YOUR OBJECTIVE
Rewrite the listing from its first line through the line containing "calendar-cell: 24 Sunrise: 7:35", swapping "day-number" for "date-number" and keeping everything else the same.

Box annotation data
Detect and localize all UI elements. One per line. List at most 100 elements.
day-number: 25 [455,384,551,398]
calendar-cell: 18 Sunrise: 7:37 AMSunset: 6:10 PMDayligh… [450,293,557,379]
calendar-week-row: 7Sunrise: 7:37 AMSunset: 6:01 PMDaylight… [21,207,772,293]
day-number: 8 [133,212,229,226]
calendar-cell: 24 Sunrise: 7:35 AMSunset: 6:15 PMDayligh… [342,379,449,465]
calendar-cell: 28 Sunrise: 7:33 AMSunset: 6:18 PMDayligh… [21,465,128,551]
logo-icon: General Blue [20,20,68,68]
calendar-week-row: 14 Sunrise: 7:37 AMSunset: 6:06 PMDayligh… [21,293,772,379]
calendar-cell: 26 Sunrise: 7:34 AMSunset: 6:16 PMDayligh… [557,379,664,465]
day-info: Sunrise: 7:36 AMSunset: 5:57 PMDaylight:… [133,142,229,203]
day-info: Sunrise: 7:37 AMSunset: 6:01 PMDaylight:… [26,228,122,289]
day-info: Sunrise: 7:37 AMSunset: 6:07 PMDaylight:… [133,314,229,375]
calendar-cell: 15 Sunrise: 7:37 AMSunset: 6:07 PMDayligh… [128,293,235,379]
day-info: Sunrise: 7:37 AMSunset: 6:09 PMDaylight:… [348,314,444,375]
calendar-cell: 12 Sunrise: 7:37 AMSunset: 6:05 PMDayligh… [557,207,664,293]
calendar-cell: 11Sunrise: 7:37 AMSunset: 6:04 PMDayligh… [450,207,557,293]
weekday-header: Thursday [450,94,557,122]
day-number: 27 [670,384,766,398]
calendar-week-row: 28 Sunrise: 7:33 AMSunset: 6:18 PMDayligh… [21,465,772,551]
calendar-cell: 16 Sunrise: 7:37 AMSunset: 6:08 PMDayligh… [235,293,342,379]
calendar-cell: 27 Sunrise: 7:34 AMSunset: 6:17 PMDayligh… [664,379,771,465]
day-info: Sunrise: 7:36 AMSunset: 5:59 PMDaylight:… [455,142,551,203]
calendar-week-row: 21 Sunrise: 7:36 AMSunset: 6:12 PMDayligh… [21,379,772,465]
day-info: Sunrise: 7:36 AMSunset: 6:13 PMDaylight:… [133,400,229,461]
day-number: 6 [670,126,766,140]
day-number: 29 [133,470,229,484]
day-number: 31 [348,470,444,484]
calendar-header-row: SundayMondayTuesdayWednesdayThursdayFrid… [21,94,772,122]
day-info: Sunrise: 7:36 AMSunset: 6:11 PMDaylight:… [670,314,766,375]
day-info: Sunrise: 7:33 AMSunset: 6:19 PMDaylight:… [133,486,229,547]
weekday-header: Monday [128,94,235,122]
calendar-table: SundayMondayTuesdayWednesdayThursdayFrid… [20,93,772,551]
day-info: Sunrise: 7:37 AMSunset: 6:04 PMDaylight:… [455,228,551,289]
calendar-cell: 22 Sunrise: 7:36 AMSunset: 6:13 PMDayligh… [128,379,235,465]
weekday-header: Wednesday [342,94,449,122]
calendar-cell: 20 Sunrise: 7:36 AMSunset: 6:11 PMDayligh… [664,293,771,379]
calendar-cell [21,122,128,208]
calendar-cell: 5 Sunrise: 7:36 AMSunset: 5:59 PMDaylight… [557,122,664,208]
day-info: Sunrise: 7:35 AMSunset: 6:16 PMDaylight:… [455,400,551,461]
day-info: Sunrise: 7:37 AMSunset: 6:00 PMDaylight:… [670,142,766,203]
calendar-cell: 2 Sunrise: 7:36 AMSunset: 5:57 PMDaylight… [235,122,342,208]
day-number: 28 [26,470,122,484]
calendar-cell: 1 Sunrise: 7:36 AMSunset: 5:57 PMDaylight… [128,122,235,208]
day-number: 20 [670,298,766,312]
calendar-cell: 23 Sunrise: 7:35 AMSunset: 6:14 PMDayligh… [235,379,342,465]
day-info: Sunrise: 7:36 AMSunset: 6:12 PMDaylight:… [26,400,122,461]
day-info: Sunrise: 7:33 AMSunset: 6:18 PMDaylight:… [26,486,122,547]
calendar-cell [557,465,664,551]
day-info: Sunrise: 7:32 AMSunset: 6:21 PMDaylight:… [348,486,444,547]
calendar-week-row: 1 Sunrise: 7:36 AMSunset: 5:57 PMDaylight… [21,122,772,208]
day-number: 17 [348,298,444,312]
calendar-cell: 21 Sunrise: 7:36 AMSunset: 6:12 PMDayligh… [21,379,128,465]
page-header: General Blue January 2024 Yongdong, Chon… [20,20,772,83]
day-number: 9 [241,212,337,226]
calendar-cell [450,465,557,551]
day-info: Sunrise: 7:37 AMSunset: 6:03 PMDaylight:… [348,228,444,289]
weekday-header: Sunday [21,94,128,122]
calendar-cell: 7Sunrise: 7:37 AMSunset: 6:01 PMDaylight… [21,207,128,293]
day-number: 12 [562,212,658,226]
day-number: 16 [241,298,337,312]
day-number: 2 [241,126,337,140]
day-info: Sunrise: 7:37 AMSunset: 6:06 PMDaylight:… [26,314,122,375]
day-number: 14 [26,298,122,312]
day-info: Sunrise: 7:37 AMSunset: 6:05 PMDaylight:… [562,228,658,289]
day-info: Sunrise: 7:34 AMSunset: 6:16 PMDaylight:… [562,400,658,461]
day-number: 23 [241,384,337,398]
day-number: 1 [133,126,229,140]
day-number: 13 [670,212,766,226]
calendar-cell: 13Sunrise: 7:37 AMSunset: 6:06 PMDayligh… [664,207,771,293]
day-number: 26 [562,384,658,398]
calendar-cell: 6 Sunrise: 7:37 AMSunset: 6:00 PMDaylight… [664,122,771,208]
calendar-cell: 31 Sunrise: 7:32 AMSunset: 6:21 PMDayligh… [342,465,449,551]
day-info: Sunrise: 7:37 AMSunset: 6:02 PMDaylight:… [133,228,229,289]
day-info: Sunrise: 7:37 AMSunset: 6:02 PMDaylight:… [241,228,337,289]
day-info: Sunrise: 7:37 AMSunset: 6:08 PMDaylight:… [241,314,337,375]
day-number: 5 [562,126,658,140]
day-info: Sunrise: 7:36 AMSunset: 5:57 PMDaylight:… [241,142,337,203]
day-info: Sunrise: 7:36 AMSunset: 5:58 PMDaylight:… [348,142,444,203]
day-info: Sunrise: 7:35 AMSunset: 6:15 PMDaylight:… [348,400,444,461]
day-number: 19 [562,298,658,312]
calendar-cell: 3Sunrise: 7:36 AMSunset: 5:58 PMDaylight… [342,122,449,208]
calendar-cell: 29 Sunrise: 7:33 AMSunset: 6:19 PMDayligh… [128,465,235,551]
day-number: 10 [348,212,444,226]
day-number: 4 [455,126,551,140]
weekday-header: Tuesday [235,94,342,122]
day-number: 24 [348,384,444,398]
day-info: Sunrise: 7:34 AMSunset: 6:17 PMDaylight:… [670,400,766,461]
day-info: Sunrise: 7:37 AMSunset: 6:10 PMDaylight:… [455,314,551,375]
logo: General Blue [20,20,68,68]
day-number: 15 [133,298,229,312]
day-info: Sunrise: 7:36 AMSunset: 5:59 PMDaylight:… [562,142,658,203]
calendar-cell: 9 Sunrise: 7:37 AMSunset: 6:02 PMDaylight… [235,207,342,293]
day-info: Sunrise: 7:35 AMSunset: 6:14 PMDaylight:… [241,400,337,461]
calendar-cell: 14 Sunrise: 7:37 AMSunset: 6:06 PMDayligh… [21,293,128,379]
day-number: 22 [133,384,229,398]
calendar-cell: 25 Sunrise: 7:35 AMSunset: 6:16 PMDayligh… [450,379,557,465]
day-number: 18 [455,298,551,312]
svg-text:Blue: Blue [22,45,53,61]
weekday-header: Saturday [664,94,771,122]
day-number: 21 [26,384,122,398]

TASK OUTPUT
Detect and localize all UI elements. One per line. List at most 100 elements.
date-number: 25 [455,384,551,398]
calendar-cell: 18 Sunrise: 7:37 AMSunset: 6:10 PMDayligh… [450,293,557,379]
calendar-week-row: 7Sunrise: 7:37 AMSunset: 6:01 PMDaylight… [21,207,772,293]
date-number: 8 [133,212,229,226]
calendar-cell: 24 Sunrise: 7:35 AMSunset: 6:15 PMDayligh… [342,379,449,465]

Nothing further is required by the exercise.